▶ _TASK STATEMENT_:
Find the lines with "свѣтъ" in them and copy them out.

Stored dataset items
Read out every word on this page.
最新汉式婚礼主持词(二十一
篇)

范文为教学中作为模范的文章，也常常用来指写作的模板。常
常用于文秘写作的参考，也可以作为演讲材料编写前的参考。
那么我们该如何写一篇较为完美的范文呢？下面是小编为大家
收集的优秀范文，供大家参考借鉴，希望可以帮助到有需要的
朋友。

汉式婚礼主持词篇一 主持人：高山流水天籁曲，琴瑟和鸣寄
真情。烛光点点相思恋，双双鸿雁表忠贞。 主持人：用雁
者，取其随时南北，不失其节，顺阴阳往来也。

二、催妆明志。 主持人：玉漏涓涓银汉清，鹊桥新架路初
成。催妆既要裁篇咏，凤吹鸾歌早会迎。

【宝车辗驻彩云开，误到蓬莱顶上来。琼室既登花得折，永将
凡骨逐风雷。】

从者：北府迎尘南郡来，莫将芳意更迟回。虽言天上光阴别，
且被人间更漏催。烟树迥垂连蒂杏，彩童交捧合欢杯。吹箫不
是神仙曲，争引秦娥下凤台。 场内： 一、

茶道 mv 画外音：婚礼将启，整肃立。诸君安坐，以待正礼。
---
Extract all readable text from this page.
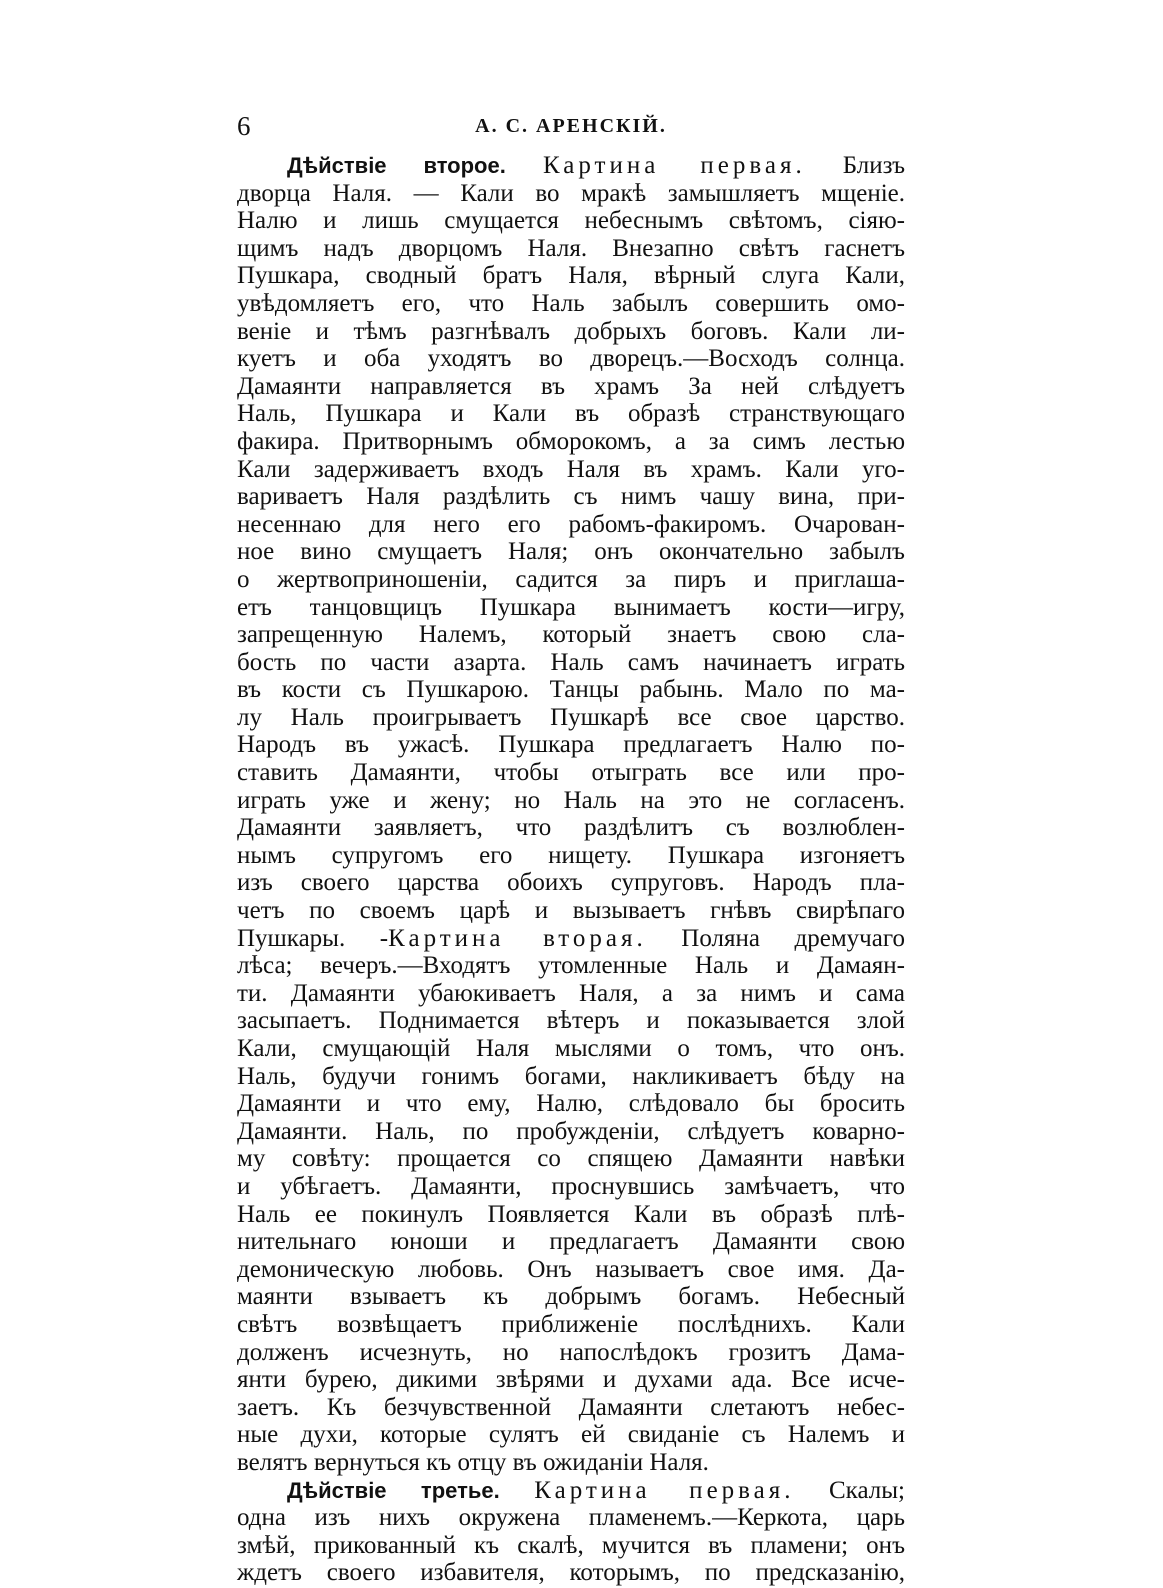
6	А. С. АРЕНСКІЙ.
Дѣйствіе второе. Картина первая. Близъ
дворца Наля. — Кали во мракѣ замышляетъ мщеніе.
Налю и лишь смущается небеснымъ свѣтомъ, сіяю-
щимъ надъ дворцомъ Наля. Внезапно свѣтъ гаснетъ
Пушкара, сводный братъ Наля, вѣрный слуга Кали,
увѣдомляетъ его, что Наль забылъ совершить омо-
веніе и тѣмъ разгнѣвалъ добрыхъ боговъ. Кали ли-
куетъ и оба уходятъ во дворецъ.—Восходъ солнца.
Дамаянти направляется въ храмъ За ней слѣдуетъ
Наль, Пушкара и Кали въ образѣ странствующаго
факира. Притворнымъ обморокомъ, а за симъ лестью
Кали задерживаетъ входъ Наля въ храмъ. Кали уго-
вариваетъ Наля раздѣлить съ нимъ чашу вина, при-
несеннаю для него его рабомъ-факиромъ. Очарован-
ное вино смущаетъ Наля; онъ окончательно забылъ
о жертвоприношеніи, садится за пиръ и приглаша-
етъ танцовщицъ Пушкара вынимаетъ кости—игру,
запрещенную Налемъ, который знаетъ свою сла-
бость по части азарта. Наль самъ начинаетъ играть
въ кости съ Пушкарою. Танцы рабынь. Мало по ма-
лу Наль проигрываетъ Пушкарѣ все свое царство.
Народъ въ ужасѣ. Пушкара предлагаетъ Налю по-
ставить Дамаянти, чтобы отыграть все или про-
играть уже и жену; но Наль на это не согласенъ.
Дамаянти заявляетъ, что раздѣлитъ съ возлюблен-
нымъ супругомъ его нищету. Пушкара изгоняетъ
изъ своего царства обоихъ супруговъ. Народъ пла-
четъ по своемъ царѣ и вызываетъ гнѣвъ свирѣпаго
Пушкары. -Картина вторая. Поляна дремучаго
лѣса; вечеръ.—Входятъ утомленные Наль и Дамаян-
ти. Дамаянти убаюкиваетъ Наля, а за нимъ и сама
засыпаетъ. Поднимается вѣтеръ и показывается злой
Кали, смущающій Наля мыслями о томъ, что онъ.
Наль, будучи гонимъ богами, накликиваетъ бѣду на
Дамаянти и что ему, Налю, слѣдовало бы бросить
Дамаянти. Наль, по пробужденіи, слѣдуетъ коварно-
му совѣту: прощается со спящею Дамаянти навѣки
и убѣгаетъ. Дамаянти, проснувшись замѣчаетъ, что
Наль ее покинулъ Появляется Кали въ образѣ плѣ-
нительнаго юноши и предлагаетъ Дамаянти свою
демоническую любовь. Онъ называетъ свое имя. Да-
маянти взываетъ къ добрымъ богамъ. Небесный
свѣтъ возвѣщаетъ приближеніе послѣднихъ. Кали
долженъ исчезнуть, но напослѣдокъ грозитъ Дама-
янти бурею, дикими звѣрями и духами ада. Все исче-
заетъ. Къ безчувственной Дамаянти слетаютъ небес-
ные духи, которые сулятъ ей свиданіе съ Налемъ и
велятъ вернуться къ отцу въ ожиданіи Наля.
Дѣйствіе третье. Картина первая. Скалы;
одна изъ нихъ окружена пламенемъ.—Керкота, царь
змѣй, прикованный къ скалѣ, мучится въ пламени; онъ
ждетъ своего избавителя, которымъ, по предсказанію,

▶ _OUTPUT FOR THIS EXERCISE_:
щимъ надъ дворцомъ Наля. Внезапно свѣтъ гаснетъ
свѣтъ возвѣщаетъ приближеніе послѣднихъ. Кали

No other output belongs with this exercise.